[RECORDS TO USE start]
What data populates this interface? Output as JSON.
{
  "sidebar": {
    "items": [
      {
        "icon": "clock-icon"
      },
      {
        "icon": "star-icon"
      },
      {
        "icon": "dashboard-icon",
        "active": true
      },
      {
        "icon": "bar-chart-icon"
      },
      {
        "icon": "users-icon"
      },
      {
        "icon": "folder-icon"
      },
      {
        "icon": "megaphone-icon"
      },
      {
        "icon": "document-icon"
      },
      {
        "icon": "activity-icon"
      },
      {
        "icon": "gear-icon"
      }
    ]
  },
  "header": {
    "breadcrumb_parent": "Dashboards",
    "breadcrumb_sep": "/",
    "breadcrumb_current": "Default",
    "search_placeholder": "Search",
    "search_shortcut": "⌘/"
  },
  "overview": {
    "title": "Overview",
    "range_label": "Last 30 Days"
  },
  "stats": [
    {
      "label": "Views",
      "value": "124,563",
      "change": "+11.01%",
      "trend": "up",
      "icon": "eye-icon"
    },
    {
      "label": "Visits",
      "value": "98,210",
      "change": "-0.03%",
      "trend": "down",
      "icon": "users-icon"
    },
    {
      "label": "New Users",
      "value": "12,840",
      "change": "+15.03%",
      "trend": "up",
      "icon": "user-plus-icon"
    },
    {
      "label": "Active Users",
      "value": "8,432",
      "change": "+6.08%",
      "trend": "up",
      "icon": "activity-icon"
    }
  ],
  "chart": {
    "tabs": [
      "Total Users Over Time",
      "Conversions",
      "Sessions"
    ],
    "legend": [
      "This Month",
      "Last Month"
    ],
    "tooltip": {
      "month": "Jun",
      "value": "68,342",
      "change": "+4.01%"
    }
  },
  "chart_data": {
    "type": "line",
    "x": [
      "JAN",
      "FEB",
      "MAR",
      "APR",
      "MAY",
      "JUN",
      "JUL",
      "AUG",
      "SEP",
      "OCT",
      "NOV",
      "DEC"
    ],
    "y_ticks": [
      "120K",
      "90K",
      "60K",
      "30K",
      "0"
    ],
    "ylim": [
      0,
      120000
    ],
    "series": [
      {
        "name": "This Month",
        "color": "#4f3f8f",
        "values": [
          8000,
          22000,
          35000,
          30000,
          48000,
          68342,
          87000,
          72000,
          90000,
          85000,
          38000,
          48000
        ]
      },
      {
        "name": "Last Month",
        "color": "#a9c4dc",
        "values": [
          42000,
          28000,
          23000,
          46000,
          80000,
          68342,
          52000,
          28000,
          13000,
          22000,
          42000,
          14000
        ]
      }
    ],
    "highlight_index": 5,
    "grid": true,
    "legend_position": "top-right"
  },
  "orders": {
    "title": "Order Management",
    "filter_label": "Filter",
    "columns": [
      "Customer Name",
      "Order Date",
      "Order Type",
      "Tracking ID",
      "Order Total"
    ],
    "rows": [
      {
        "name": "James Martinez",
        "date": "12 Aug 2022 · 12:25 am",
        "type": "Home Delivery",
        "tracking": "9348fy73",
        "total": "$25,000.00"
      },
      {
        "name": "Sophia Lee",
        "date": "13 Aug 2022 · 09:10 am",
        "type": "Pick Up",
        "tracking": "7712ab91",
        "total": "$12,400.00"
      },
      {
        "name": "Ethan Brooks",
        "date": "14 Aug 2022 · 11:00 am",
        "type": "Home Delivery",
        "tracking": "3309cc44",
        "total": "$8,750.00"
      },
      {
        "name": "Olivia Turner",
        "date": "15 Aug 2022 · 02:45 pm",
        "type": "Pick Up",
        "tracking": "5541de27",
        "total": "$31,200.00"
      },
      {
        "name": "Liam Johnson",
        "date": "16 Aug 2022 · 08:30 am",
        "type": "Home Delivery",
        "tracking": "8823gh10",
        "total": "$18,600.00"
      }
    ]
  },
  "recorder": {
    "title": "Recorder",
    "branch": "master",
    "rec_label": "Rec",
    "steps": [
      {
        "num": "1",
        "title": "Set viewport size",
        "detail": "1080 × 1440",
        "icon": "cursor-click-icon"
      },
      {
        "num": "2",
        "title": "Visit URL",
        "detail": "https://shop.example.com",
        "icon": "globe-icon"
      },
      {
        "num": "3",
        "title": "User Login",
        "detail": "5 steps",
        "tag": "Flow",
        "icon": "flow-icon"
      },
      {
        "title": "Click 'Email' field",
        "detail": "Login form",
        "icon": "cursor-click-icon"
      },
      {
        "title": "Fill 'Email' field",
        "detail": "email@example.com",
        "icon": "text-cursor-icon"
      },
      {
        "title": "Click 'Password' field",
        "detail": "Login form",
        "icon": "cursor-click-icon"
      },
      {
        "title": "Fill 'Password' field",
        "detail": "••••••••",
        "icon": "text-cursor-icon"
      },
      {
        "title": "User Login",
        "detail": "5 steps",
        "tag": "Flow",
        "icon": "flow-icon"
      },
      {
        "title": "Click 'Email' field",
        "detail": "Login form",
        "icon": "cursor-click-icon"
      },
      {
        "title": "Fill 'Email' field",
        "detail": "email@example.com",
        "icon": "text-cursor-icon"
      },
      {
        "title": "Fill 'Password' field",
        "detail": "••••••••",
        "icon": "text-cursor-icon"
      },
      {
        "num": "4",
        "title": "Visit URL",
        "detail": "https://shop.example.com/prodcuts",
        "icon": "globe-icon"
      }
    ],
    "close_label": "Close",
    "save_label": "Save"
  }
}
[RECORDS TO USE end]
■ **GOAL**
Each line above must be reproduced exactly as it stands.

■ **THE COMPLETED TASK**
What data populates this interface? Output as JSON.
{
  "sidebar": {
    "items": [
      {
        "icon": "clock-icon"
      },
      {
        "icon": "star-icon"
      },
      {
        "icon": "dashboard-icon",
        "active": true
      },
      {
        "icon": "bar-chart-icon"
      },
      {
        "icon": "users-icon"
      },
      {
        "icon": "folder-icon"
      },
      {
        "icon": "megaphone-icon"
      },
      {
        "icon": "document-icon"
      },
      {
        "icon": "activity-icon"
      },
      {
        "icon": "gear-icon"
      }
    ]
  },
  "header": {
    "breadcrumb_parent": "Dashboards",
    "breadcrumb_sep": "/",
    "breadcrumb_current": "Default",
    "search_placeholder": "Search",
    "search_shortcut": "⌘/"
  },
  "overview": {
    "title": "Overview",
    "range_label": "Last 30 Days"
  },
  "stats": [
    {
      "label": "Views",
      "value": "124,563",
      "change": "+11.01%",
      "trend": "up",
      "icon": "eye-icon"
    },
    {
      "label": "Visits",
      "value": "98,210",
      "change": "-0.03%",
      "trend": "down",
      "icon": "users-icon"
    },
    {
      "label": "New Users",
      "value": "12,840",
      "change": "+15.03%",
      "trend": "up",
      "icon": "user-plus-icon"
    },
    {
      "label": "Active Users",
      "value": "8,432",
      "change": "+6.08%",
      "trend": "up",
      "icon": "activity-icon"
    }
  ],
  "chart": {
    "tabs": [
      "Total Users Over Time",
      "Conversions",
      "Sessions"
    ],
    "legend": [
      "This Month",
      "Last Month"
    ],
    "tooltip": {
      "month": "Jun",
      "value": "68,342",
      "change": "+4.01%"
    }
  },
  "chart_data": {
    "type": "line",
    "x": [
      "JAN",
      "FEB",
      "MAR",
      "APR",
      "MAY",
      "JUN",
      "JUL",
      "AUG",
      "SEP",
      "OCT",
      "NOV",
      "DEC"
    ],
    "y_ticks": [
      "120K",
      "90K",
      "60K",
      "30K",
      "0"
    ],
    "ylim": [
      0,
      120000
    ],
    "series": [
      {
        "name": "This Month",
        "color": "#4f3f8f",
        "values": [
          8000,
          22000,
          35000,
          30000,
          48000,
          68342,
          87000,
          72000,
          90000,
          85000,
          38000,
          48000
        ]
      },
      {
        "name": "Last Month",
        "color": "#a9c4dc",
        "values": [
          42000,
          28000,
          23000,
          46000,
          80000,
          68342,
          52000,
          28000,
          13000,
          22000,
          42000,
          14000
        ]
      }
    ],
    "highlight_index": 5,
    "grid": true,
    "legend_position": "top-right"
  },
  "orders": {
    "title": "Order Management",
    "filter_label": "Filter",
    "columns": [
      "Customer Name",
      "Order Date",
      "Order Type",
      "Tracking ID",
      "Order Total"
    ],
    "rows": [
      {
        "name": "James Martinez",
        "date": "12 Aug 2022 · 12:25 am",
        "type": "Home Delivery",
        "tracking": "9348fy73",
        "total": "$25,000.00"
      },
      {
        "name": "Sophia Lee",
        "date": "13 Aug 2022 · 09:10 am",
        "type": "Pick Up",
        "tracking": "7712ab91",
        "total": "$12,400.00"
      },
      {
        "name": "Ethan Brooks",
        "date": "14 Aug 2022 · 11:00 am",
        "type": "Home Delivery",
        "tracking": "3309cc44",
        "total": "$8,750.00"
      },
      {
        "name": "Olivia Turner",
        "date": "15 Aug 2022 · 02:45 pm",
        "type": "Pick Up",
        "tracking": "5541de27",
        "total": "$31,200.00"
      },
      {
        "name": "Liam Johnson",
        "date": "16 Aug 2022 · 08:30 am",
        "type": "Home Delivery",
        "tracking": "8823gh10",
        "total": "$18,600.00"
      }
    ]
  },
  "recorder": {
    "title": "Recorder",
    "branch": "master",
    "rec_label": "Rec",
    "steps": [
      {
        "num": "1",
        "title": "Set viewport size",
        "detail": "1080 × 1440",
        "icon": "cursor-click-icon"
      },
      {
        "num": "2",
        "title": "Visit URL",
        "detail": "https://shop.example.com",
        "icon": "globe-icon"
      },
      {
        "num": "3",
        "title": "User Login",
        "detail": "5 steps",
        "tag": "Flow",
        "icon": "flow-icon"
      },
      {
        "title": "Click 'Email' field",
        "detail": "Login form",
        "icon": "cursor-click-icon"
      },
      {
        "title": "Fill 'Email' field",
        "detail": "email@example.com",
        "icon": "text-cursor-icon"
      },
      {
        "title": "Click 'Password' field",
        "detail": "Login form",
        "icon": "cursor-click-icon"
      },
      {
        "title": "Fill 'Password' field",
        "detail": "••••••••",
        "icon": "text-cursor-icon"
      },
      {
        "title": "User Login",
        "detail": "5 steps",
        "tag": "Flow",
        "icon": "flow-icon"
      },
      {
        "title": "Click 'Email' field",
        "detail": "Login form",
        "icon": "cursor-click-icon"
      },
      {
        "title": "Fill 'Email' field",
        "detail": "email@example.com",
        "icon": "text-cursor-icon"
      },
      {
        "title": "Fill 'Password' field",
        "detail": "••••••••",
        "icon": "text-cursor-icon"
      },
      {
        "num": "4",
        "title": "Visit URL",
        "detail": "https://shop.example.com/prodcuts",
        "icon": "globe-icon"
      }
    ],
    "close_label": "Close",
    "save_label": "Save"
  }
}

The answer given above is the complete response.